> Exercise
Select, from the data, each line where "text" occurs.

+-------+

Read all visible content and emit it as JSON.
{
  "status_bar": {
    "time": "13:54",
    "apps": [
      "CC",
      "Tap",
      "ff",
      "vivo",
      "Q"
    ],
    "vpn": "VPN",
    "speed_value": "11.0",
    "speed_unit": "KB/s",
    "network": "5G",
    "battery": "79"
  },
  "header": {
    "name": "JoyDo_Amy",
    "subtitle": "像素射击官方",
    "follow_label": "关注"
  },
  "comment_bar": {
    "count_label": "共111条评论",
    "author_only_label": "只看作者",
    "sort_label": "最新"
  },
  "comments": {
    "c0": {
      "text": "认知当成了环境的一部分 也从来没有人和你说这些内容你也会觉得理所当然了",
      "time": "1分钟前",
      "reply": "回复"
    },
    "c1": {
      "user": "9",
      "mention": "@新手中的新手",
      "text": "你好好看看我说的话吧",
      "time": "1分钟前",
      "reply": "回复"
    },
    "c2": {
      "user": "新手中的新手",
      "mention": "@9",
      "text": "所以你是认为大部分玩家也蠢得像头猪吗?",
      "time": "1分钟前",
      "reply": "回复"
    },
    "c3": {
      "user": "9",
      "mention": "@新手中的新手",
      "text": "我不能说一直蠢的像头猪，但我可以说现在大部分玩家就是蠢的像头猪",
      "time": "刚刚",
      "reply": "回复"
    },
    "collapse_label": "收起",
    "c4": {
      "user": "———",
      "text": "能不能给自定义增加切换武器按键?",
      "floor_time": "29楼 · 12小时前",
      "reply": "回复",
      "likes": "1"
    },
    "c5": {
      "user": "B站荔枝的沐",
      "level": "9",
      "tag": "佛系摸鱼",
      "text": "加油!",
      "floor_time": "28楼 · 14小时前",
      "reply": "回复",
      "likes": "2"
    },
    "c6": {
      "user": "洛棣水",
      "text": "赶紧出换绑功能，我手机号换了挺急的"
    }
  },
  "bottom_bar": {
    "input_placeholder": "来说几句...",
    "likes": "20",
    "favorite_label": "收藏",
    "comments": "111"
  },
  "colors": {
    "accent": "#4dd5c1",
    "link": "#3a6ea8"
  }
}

+-------+

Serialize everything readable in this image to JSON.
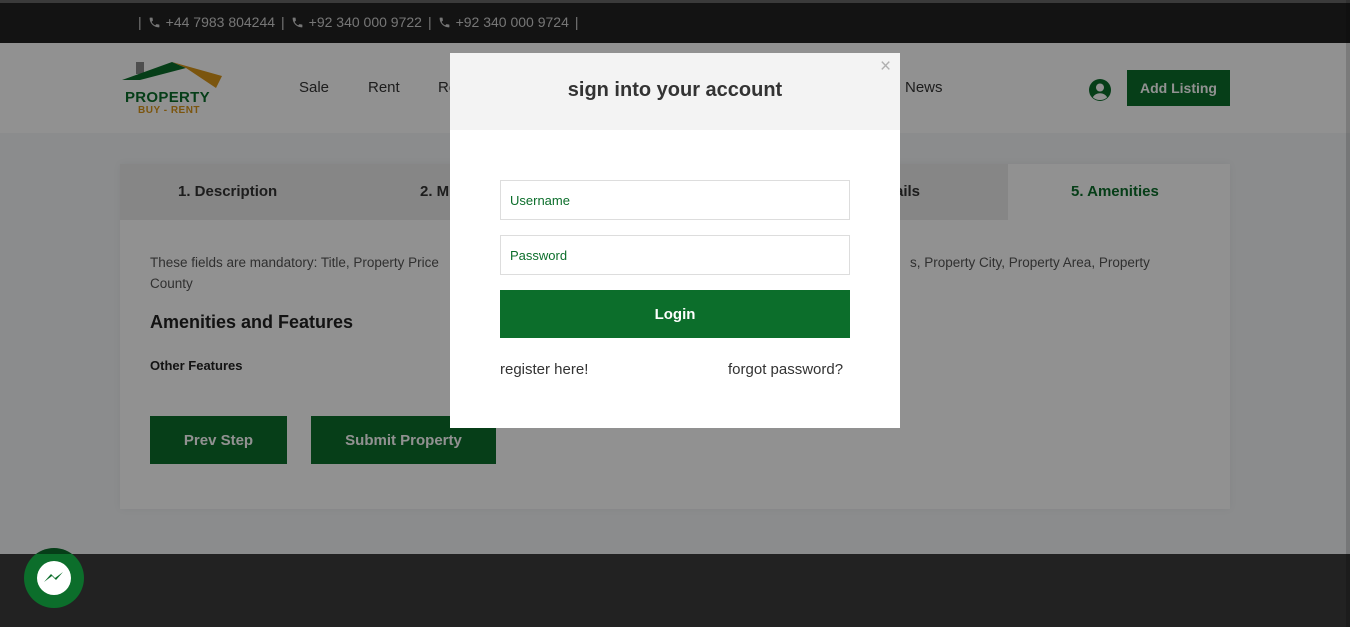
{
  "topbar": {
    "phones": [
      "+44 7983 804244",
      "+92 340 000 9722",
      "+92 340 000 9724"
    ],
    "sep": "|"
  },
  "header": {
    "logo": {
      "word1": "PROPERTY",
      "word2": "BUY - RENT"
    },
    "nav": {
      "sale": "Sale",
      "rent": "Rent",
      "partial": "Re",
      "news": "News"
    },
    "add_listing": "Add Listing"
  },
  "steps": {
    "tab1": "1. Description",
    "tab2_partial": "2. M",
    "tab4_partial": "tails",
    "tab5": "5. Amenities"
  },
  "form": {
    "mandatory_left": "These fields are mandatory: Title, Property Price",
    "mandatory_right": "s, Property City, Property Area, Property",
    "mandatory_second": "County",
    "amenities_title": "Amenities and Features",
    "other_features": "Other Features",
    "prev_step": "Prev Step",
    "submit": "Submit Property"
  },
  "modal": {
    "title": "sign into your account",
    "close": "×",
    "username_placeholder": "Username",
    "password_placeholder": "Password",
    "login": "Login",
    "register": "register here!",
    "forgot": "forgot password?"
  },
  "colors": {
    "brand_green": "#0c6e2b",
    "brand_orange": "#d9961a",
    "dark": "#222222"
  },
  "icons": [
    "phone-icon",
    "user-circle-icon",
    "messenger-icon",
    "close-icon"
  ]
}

+-------+

> Answer below
      "text": "认知当成了环境的一部分 也从来没有人和你说这些内容你也会觉得理所当然了",
      "text": "你好好看看我说的话吧",
      "text": "所以你是认为大部分玩家也蠢得像头猪吗?",
      "text": "我不能说一直蠢的像头猪，但我可以说现在大部分玩家就是蠢的像头猪",
      "text": "能不能给自定义增加切换武器按键?",
      "text": "加油!",
      "text": "赶紧出换绑功能，我手机号换了挺急的"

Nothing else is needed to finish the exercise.